**DIRECTIONS:** The response should consist of the records that follow, repeated exactly.

**DATA EXTRACTS:**
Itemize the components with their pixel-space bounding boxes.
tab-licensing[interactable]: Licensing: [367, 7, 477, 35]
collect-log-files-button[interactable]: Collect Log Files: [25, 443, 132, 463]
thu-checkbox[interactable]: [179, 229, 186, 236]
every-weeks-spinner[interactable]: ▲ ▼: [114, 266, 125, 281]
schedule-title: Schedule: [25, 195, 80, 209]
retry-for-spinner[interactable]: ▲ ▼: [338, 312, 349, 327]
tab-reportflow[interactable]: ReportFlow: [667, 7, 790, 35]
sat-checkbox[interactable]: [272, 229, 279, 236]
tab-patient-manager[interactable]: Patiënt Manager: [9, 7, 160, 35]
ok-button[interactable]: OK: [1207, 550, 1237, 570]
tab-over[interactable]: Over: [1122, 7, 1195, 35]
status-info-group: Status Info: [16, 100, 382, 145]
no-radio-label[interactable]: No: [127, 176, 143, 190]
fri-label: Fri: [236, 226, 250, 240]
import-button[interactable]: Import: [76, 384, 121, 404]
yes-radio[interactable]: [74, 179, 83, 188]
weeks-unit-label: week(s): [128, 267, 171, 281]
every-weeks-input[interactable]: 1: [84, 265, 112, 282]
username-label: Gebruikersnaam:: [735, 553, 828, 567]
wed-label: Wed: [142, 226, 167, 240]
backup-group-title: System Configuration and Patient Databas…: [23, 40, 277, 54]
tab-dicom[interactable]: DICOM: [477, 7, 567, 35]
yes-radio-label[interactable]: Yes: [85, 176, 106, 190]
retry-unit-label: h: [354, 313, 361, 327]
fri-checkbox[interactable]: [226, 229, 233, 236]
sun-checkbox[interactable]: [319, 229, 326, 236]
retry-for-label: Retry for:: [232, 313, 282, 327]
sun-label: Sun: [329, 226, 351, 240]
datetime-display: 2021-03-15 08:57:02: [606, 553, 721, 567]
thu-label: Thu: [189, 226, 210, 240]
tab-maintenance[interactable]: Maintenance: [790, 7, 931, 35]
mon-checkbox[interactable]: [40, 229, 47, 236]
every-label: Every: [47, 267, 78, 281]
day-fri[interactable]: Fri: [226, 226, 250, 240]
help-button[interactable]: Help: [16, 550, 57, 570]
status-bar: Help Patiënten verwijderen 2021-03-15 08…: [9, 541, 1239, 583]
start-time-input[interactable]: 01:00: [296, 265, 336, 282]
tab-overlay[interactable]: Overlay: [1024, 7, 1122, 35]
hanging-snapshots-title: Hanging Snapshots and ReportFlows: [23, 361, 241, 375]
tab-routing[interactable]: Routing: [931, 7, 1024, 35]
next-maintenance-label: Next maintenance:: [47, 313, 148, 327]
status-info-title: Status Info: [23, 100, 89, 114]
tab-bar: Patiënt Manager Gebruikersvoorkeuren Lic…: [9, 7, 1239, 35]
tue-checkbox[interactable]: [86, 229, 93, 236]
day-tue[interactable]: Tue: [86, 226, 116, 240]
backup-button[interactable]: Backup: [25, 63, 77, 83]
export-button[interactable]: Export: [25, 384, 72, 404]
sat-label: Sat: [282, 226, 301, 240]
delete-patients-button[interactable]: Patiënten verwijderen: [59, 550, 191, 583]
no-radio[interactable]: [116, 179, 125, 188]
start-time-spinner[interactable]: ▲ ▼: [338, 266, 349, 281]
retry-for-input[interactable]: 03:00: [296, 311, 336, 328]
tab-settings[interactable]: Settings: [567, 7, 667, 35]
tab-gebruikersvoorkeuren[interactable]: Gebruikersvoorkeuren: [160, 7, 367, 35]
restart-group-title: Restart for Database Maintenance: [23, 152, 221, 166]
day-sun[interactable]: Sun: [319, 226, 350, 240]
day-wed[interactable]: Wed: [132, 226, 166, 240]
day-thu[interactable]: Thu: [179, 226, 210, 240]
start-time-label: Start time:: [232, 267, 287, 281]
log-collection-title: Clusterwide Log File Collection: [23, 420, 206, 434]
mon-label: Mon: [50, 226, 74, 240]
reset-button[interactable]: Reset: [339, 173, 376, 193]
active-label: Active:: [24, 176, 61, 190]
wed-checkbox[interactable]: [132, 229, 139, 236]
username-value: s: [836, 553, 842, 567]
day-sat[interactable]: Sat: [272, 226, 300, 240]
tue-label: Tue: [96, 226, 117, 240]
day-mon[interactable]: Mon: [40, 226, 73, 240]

**REPLY:**
Itemize the components with their pixel-space bounding boxes.
tab-licensing[interactable]: Licensing: [367, 7, 477, 35]
collect-log-files-button[interactable]: Collect Log Files: [25, 443, 132, 463]
thu-checkbox[interactable]: [179, 229, 186, 236]
every-weeks-spinner[interactable]: ▲ ▼: [114, 266, 125, 281]
schedule-title: Schedule: [25, 195, 80, 209]
retry-for-spinner[interactable]: ▲ ▼: [338, 312, 349, 327]
tab-reportflow[interactable]: ReportFlow: [667, 7, 790, 35]
sat-checkbox[interactable]: [272, 229, 279, 236]
tab-patient-manager[interactable]: Patiënt Manager: [9, 7, 160, 35]
ok-button[interactable]: OK: [1207, 550, 1237, 570]
tab-over[interactable]: Over: [1122, 7, 1195, 35]
status-info-group: Status Info: [16, 100, 382, 145]
no-radio-label[interactable]: No: [127, 176, 143, 190]
fri-label: Fri: [236, 226, 250, 240]
import-button[interactable]: Import: [76, 384, 121, 404]
yes-radio[interactable]: [74, 179, 83, 188]
weeks-unit-label: week(s): [128, 267, 171, 281]
every-weeks-input[interactable]: 1: [84, 265, 112, 282]
username-label: Gebruikersnaam:: [735, 553, 828, 567]
wed-label: Wed: [142, 226, 167, 240]
backup-group-title: System Configuration and Patient Databas…: [23, 40, 277, 54]
tab-dicom[interactable]: DICOM: [477, 7, 567, 35]
yes-radio-label[interactable]: Yes: [85, 176, 106, 190]
retry-unit-label: h: [354, 313, 361, 327]
fri-checkbox[interactable]: [226, 229, 233, 236]
sun-checkbox[interactable]: [319, 229, 326, 236]
retry-for-label: Retry for:: [232, 313, 282, 327]
sun-label: Sun: [329, 226, 351, 240]
datetime-display: 2021-03-15 08:57:02: [606, 553, 721, 567]
thu-label: Thu: [189, 226, 210, 240]
tab-maintenance[interactable]: Maintenance: [790, 7, 931, 35]
mon-checkbox[interactable]: [40, 229, 47, 236]
every-label: Every: [47, 267, 78, 281]
day-fri[interactable]: Fri: [226, 226, 250, 240]
help-button[interactable]: Help: [16, 550, 57, 570]
status-bar: Help Patiënten verwijderen 2021-03-15 08…: [9, 541, 1239, 583]
start-time-input[interactable]: 01:00: [296, 265, 336, 282]
tab-overlay[interactable]: Overlay: [1024, 7, 1122, 35]
hanging-snapshots-title: Hanging Snapshots and ReportFlows: [23, 361, 241, 375]
tab-routing[interactable]: Routing: [931, 7, 1024, 35]
next-maintenance-label: Next maintenance:: [47, 313, 148, 327]
status-info-title: Status Info: [23, 100, 89, 114]
tab-bar: Patiënt Manager Gebruikersvoorkeuren Lic…: [9, 7, 1239, 35]
tue-checkbox[interactable]: [86, 229, 93, 236]
day-tue[interactable]: Tue: [86, 226, 116, 240]
backup-button[interactable]: Backup: [25, 63, 77, 83]
export-button[interactable]: Export: [25, 384, 72, 404]
sat-label: Sat: [282, 226, 301, 240]
delete-patients-button[interactable]: Patiënten verwijderen: [59, 550, 191, 583]
no-radio[interactable]: [116, 179, 125, 188]
start-time-spinner[interactable]: ▲ ▼: [338, 266, 349, 281]
retry-for-input[interactable]: 03:00: [296, 311, 336, 328]
tab-settings[interactable]: Settings: [567, 7, 667, 35]
tab-gebruikersvoorkeuren[interactable]: Gebruikersvoorkeuren: [160, 7, 367, 35]
restart-group-title: Restart for Database Maintenance: [23, 152, 221, 166]
day-sun[interactable]: Sun: [319, 226, 350, 240]
day-wed[interactable]: Wed: [132, 226, 166, 240]
day-thu[interactable]: Thu: [179, 226, 210, 240]
start-time-label: Start time:: [232, 267, 287, 281]
log-collection-title: Clusterwide Log File Collection: [23, 420, 206, 434]
mon-label: Mon: [50, 226, 74, 240]
reset-button[interactable]: Reset: [339, 173, 376, 193]
active-label: Active:: [24, 176, 61, 190]
wed-checkbox[interactable]: [132, 229, 139, 236]
username-value: s: [836, 553, 842, 567]
day-sat[interactable]: Sat: [272, 226, 300, 240]
tue-label: Tue: [96, 226, 117, 240]
day-mon[interactable]: Mon: [40, 226, 73, 240]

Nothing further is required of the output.